» BRIEF
Locate and copy each line in the data that contains the word "JSON".

■ ■ ■ ■ ■

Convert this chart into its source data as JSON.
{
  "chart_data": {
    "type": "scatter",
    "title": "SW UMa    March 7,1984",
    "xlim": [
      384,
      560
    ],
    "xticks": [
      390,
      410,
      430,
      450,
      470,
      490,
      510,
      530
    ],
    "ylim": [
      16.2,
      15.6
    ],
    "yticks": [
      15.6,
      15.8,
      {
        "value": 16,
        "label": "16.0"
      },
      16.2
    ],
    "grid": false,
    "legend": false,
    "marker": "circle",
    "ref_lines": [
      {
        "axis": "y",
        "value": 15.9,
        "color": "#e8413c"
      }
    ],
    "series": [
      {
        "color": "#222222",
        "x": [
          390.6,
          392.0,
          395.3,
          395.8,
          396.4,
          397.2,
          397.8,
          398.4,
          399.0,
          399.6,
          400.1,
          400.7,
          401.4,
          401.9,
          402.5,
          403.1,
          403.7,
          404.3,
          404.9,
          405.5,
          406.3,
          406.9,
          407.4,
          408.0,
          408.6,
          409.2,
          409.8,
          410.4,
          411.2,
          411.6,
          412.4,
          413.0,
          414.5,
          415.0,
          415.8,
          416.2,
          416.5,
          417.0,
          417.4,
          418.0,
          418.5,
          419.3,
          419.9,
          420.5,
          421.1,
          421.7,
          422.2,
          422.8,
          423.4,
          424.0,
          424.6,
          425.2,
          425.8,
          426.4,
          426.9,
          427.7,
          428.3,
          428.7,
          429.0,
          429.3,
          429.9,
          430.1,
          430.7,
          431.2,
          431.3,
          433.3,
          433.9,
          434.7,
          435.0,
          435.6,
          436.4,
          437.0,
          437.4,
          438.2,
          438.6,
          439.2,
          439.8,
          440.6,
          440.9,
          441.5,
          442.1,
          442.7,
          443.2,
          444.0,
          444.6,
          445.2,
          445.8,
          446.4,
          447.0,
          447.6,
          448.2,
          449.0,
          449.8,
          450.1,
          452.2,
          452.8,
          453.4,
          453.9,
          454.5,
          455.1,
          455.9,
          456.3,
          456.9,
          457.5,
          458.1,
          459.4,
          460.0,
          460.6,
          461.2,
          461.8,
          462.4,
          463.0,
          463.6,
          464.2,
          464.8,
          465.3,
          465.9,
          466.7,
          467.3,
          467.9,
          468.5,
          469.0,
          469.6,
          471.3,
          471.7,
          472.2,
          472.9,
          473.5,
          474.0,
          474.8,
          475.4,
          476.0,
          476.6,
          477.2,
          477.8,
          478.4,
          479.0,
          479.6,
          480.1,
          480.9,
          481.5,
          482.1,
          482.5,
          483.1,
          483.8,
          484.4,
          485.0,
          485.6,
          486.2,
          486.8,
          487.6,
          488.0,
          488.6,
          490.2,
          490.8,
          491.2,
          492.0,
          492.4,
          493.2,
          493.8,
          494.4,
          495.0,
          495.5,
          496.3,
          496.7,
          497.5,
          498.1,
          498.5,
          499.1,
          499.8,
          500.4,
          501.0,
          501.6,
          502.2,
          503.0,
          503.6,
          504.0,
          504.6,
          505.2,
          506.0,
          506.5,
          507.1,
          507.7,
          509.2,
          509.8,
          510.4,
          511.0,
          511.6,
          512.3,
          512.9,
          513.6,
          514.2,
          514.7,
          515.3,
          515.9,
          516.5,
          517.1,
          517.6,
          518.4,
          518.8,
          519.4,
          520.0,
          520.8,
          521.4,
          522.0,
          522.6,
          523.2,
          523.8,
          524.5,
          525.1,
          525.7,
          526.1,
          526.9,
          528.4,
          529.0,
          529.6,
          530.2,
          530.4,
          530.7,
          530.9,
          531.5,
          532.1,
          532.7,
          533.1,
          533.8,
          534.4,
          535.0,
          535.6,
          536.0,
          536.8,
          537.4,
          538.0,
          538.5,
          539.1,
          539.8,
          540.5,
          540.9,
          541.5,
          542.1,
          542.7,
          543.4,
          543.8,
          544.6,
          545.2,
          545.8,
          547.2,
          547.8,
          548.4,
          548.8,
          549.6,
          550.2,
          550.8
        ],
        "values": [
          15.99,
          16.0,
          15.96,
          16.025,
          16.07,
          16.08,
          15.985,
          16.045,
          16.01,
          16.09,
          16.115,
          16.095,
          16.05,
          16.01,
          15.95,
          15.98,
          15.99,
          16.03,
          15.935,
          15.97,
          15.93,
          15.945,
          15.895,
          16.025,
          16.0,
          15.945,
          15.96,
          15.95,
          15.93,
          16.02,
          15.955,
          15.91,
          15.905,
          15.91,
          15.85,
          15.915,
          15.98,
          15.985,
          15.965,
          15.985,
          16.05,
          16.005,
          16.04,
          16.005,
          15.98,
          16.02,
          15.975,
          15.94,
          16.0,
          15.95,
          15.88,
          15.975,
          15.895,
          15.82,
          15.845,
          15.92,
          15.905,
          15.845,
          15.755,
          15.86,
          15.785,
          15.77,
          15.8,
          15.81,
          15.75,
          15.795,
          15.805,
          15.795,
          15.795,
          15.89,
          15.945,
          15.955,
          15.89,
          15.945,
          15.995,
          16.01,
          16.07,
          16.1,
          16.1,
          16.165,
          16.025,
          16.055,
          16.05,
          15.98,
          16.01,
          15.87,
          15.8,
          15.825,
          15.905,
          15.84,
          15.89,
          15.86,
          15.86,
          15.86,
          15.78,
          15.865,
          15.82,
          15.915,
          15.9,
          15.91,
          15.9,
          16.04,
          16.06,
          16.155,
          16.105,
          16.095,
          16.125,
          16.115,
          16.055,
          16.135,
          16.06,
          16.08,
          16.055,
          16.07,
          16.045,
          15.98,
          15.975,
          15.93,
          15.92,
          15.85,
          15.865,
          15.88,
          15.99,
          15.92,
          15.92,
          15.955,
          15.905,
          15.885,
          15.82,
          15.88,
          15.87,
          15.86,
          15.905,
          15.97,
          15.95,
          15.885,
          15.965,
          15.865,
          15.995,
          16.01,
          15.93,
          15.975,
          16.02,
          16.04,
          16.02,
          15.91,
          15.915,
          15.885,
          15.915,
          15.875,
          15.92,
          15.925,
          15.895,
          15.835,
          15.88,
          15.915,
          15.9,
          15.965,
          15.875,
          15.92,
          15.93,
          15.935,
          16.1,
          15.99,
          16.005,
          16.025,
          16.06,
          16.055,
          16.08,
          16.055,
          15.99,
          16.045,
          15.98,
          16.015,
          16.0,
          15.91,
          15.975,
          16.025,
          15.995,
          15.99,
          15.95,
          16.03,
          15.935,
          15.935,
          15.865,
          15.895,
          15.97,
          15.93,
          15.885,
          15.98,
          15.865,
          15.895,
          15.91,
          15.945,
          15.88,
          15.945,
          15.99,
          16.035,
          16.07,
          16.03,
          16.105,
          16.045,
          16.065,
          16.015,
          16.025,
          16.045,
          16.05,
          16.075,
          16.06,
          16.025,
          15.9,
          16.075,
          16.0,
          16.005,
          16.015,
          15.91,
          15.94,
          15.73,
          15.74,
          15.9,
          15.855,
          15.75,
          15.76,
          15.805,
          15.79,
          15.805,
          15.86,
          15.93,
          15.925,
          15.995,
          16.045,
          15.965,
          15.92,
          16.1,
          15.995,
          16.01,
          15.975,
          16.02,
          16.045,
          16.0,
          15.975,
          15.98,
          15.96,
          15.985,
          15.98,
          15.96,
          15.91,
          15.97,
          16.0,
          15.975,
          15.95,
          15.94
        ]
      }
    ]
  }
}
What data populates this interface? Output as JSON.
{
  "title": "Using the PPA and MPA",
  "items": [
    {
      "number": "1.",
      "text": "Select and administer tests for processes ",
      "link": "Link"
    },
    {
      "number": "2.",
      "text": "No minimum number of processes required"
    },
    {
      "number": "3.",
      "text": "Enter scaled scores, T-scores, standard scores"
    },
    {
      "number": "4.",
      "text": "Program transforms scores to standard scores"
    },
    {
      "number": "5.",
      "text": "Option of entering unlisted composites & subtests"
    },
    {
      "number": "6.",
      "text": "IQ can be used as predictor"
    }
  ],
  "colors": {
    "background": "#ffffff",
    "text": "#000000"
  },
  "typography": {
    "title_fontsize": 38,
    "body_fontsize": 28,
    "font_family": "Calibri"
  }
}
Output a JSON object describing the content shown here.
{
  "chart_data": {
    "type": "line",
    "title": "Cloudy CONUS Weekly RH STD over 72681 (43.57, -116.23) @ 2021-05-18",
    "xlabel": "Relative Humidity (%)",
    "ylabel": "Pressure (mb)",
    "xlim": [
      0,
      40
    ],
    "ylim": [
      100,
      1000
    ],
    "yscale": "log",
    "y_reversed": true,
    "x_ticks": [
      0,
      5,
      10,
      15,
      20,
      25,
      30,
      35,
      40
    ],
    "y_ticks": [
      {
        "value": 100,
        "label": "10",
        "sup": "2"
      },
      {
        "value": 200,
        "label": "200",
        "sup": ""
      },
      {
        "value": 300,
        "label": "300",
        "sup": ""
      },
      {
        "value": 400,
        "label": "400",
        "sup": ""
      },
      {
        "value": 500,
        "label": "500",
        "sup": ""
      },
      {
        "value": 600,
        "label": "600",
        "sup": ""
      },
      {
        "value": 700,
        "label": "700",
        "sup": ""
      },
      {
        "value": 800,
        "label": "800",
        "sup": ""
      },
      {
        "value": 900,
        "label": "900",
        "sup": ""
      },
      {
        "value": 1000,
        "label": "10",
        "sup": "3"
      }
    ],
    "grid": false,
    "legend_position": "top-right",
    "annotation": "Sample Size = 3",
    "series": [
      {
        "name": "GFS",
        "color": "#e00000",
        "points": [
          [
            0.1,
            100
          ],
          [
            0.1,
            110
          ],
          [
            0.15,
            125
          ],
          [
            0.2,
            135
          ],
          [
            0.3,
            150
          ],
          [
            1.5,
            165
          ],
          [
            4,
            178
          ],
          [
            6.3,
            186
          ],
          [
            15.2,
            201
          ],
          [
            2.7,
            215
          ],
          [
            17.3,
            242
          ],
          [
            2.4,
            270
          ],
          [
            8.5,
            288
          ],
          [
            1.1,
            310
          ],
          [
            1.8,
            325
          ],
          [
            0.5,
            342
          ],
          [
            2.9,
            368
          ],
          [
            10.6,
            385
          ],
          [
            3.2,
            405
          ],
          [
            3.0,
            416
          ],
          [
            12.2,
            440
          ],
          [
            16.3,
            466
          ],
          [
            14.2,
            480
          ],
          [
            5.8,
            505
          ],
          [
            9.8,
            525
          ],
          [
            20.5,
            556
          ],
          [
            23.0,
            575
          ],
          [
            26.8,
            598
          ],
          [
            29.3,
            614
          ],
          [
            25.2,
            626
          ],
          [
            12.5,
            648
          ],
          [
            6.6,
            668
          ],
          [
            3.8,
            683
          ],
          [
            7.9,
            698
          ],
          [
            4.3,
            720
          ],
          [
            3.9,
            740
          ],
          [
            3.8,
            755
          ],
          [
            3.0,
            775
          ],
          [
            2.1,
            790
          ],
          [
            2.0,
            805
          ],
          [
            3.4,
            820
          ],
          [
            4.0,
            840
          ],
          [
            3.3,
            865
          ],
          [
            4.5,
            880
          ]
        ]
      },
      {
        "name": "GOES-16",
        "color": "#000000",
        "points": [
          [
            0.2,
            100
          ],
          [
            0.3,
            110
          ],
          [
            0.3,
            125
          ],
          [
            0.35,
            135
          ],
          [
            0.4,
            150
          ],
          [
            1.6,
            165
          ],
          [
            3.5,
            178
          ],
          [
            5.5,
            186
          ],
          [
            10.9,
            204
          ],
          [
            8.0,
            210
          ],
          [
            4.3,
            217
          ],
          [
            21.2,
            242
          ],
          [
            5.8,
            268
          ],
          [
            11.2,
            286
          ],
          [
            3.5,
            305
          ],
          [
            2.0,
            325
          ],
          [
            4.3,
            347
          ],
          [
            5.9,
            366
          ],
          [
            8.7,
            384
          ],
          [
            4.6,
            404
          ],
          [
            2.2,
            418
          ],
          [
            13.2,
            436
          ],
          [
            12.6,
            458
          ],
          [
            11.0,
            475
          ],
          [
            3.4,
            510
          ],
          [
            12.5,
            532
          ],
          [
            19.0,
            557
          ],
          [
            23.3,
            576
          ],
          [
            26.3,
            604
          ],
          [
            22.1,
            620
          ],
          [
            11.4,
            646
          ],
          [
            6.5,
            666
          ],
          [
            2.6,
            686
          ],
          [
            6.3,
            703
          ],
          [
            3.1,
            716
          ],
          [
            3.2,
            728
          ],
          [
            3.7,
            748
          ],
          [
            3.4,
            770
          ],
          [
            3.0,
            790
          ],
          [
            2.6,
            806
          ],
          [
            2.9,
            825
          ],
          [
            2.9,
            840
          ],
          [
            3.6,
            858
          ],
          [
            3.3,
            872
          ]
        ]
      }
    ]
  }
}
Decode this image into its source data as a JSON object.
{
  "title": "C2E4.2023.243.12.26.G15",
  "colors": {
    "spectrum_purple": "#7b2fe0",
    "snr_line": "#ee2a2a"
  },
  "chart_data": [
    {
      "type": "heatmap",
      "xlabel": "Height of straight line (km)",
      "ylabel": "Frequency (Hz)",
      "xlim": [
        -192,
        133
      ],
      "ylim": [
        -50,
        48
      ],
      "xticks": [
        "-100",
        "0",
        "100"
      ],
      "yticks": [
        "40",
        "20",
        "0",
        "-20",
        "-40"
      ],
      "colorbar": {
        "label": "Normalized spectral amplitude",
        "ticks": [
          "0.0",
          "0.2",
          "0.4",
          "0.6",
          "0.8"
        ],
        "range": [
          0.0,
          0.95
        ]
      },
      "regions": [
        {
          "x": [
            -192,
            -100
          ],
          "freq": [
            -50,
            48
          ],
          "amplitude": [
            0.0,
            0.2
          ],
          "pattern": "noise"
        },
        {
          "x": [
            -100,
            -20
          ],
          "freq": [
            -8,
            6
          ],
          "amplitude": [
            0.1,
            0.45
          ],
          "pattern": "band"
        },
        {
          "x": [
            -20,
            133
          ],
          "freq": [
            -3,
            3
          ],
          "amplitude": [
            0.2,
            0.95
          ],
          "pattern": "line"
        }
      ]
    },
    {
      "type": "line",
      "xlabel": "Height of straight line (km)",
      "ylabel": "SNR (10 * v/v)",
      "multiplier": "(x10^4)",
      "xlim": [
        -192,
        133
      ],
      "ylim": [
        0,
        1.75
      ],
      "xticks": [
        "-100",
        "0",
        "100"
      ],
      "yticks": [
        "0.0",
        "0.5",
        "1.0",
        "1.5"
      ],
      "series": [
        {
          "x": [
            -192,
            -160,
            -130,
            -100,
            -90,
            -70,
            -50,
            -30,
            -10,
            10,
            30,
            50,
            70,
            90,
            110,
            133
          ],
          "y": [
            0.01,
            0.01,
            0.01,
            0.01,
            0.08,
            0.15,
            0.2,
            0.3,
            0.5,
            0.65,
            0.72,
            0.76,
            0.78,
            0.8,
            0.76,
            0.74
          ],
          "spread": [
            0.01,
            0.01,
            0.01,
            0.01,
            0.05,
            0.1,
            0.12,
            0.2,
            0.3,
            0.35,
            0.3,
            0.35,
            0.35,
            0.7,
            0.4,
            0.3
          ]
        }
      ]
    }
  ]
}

■ ■ ■ ■ ■

» FINAL RESULT
Convert this chart into its source data as JSON.
What data populates this interface? Output as JSON.
Output a JSON object describing the content shown here.
Decode this image into its source data as a JSON object.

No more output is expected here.